Problem to work on
Search the data for the word "VIIIб". Reproduce every line where it is found.

## BEGIN Data for this task

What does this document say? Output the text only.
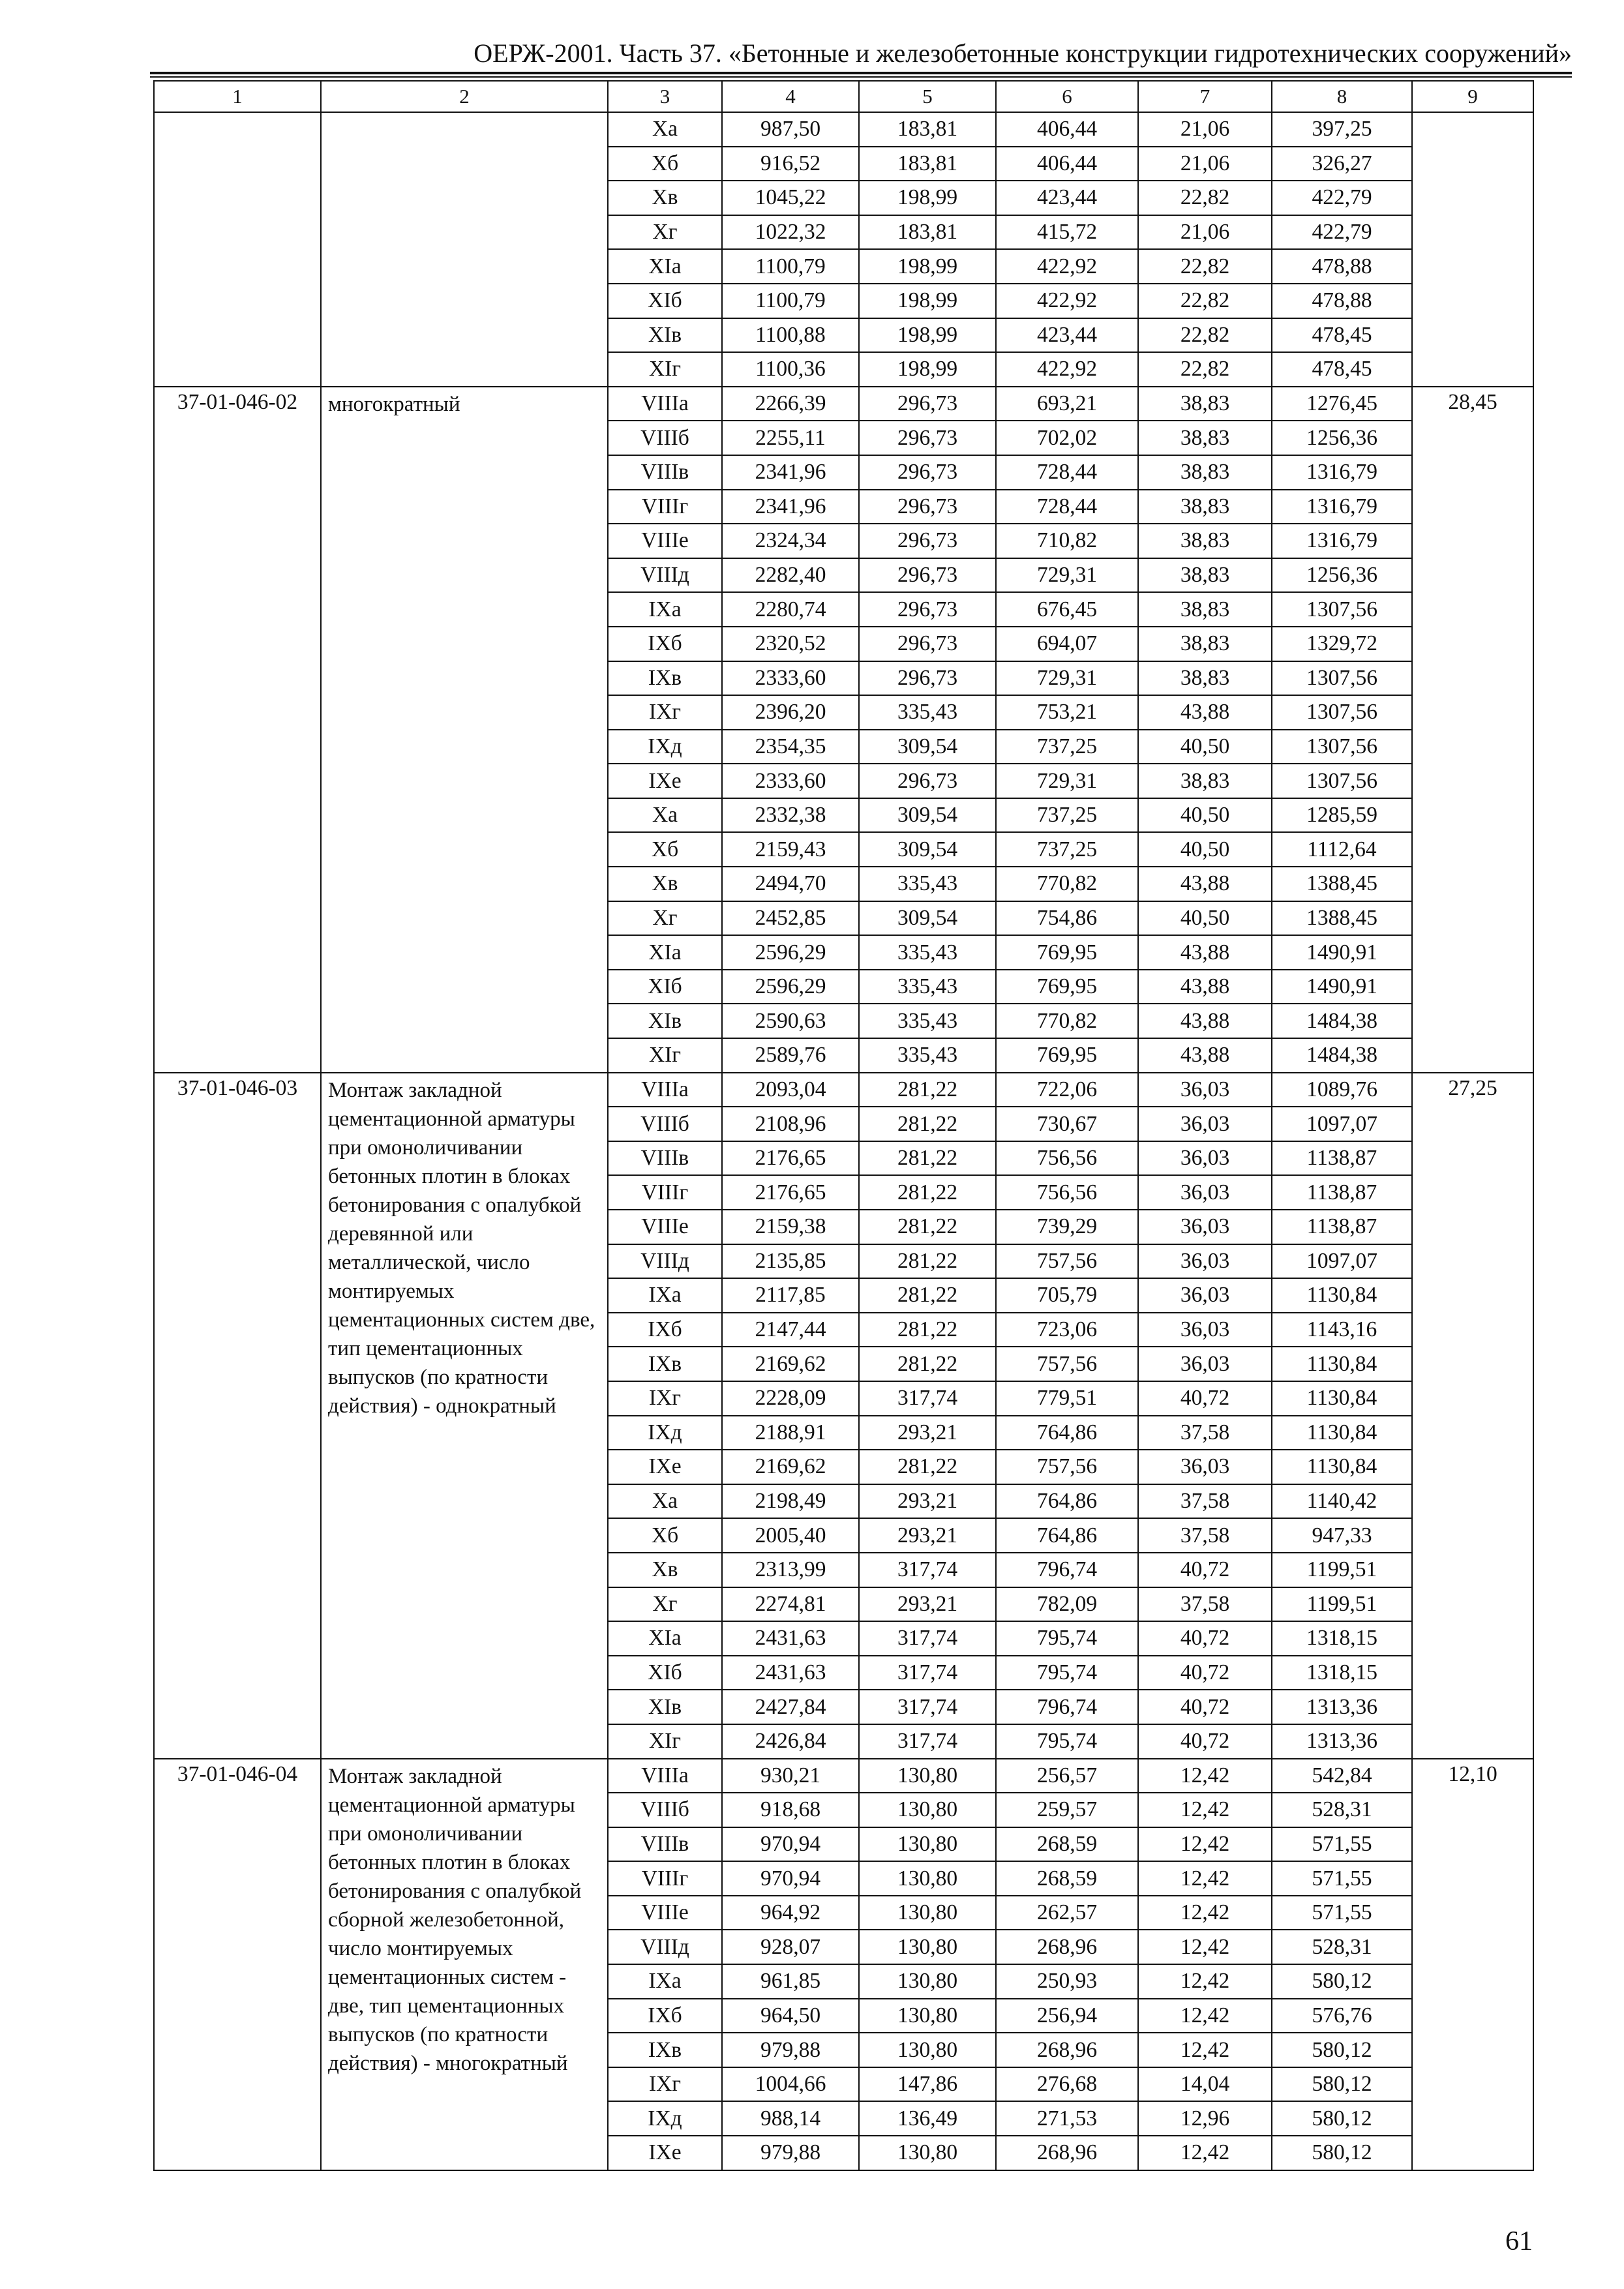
ОЕРЖ-2001. Часть 37. «Бетонные и железобетонные конструкции гидротехнических сооружений»
1	2	3	4	5	6	7	8	9
		Xa	987,50	183,81	406,44	21,06	397,25	
		Xб	916,52	183,81	406,44	21,06	326,27	
		Xв	1045,22	198,99	423,44	22,82	422,79	
		Xг	1022,32	183,81	415,72	21,06	422,79	
		XIa	1100,79	198,99	422,92	22,82	478,88	
		XIб	1100,79	198,99	422,92	22,82	478,88	
		XIв	1100,88	198,99	423,44	22,82	478,45	
		XIг	1100,36	198,99	422,92	22,82	478,45	
37-01-046-02	многократный	VIIIa	2266,39	296,73	693,21	38,83	1276,45	28,45
		VIIIб	2255,11	296,73	702,02	38,83	1256,36	
		VIIIв	2341,96	296,73	728,44	38,83	1316,79	
		VIIIг	2341,96	296,73	728,44	38,83	1316,79	
		VIIIе	2324,34	296,73	710,82	38,83	1316,79	
		VIIIд	2282,40	296,73	729,31	38,83	1256,36	
		IXa	2280,74	296,73	676,45	38,83	1307,56	
		IXб	2320,52	296,73	694,07	38,83	1329,72	
		IXв	2333,60	296,73	729,31	38,83	1307,56	
		IXг	2396,20	335,43	753,21	43,88	1307,56	
		IXд	2354,35	309,54	737,25	40,50	1307,56	
		IXе	2333,60	296,73	729,31	38,83	1307,56	
		Xa	2332,38	309,54	737,25	40,50	1285,59	
		Xб	2159,43	309,54	737,25	40,50	1112,64	
		Xв	2494,70	335,43	770,82	43,88	1388,45	
		Xг	2452,85	309,54	754,86	40,50	1388,45	
		XIa	2596,29	335,43	769,95	43,88	1490,91	
		XIб	2596,29	335,43	769,95	43,88	1490,91	
		XIв	2590,63	335,43	770,82	43,88	1484,38	
		XIг	2589,76	335,43	769,95	43,88	1484,38	
37-01-046-03	Монтаж закладной цементационной арматуры при омоноличивании бетонных плотин в блоках бетонирования с опалубкой деревянной или металлической, число монтируемых цементационных систем две, тип цементационных выпусков (по кратности действия) - однократный	VIIIa	2093,04	281,22	722,06	36,03	1089,76	27,25
		VIIIб	2108,96	281,22	730,67	36,03	1097,07	
		VIIIв	2176,65	281,22	756,56	36,03	1138,87	
		VIIIг	2176,65	281,22	756,56	36,03	1138,87	
		VIIIе	2159,38	281,22	739,29	36,03	1138,87	
		VIIIд	2135,85	281,22	757,56	36,03	1097,07	
		IXa	2117,85	281,22	705,79	36,03	1130,84	
		IXб	2147,44	281,22	723,06	36,03	1143,16	
		IXв	2169,62	281,22	757,56	36,03	1130,84	
		IXг	2228,09	317,74	779,51	40,72	1130,84	
		IXд	2188,91	293,21	764,86	37,58	1130,84	
		IXе	2169,62	281,22	757,56	36,03	1130,84	
		Xa	2198,49	293,21	764,86	37,58	1140,42	
		Xб	2005,40	293,21	764,86	37,58	947,33	
		Xв	2313,99	317,74	796,74	40,72	1199,51	
		Xг	2274,81	293,21	782,09	37,58	1199,51	
		XIa	2431,63	317,74	795,74	40,72	1318,15	
		XIб	2431,63	317,74	795,74	40,72	1318,15	
		XIв	2427,84	317,74	796,74	40,72	1313,36	
		XIг	2426,84	317,74	795,74	40,72	1313,36	
37-01-046-04	Монтаж закладной цементационной арматуры при омоноличивании бетонных плотин в блоках бетонирования с опалубкой сборной железобетонной, число монтируемых цементационных систем - две, тип цементационных выпусков (по кратности действия) - многократный	VIIIa	930,21	130,80	256,57	12,42	542,84	12,10
		VIIIб	918,68	130,80	259,57	12,42	528,31	
		VIIIв	970,94	130,80	268,59	12,42	571,55	
		VIIIг	970,94	130,80	268,59	12,42	571,55	
		VIIIе	964,92	130,80	262,57	12,42	571,55	
		VIIIд	928,07	130,80	268,96	12,42	528,31	
		IXa	961,85	130,80	250,93	12,42	580,12	
		IXб	964,50	130,80	256,94	12,42	576,76	
		IXв	979,88	130,80	268,96	12,42	580,12	
		IXг	1004,66	147,86	276,68	14,04	580,12	
		IXд	988,14	136,49	271,53	12,96	580,12	
		IXе	979,88	130,80	268,96	12,42	580,12	
61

## END Data for this task

Solution
		VIIIб	2255,11	296,73	702,02	38,83	1256,36	
		VIIIб	2108,96	281,22	730,67	36,03	1097,07	
		VIIIб	918,68	130,80	259,57	12,42	528,31	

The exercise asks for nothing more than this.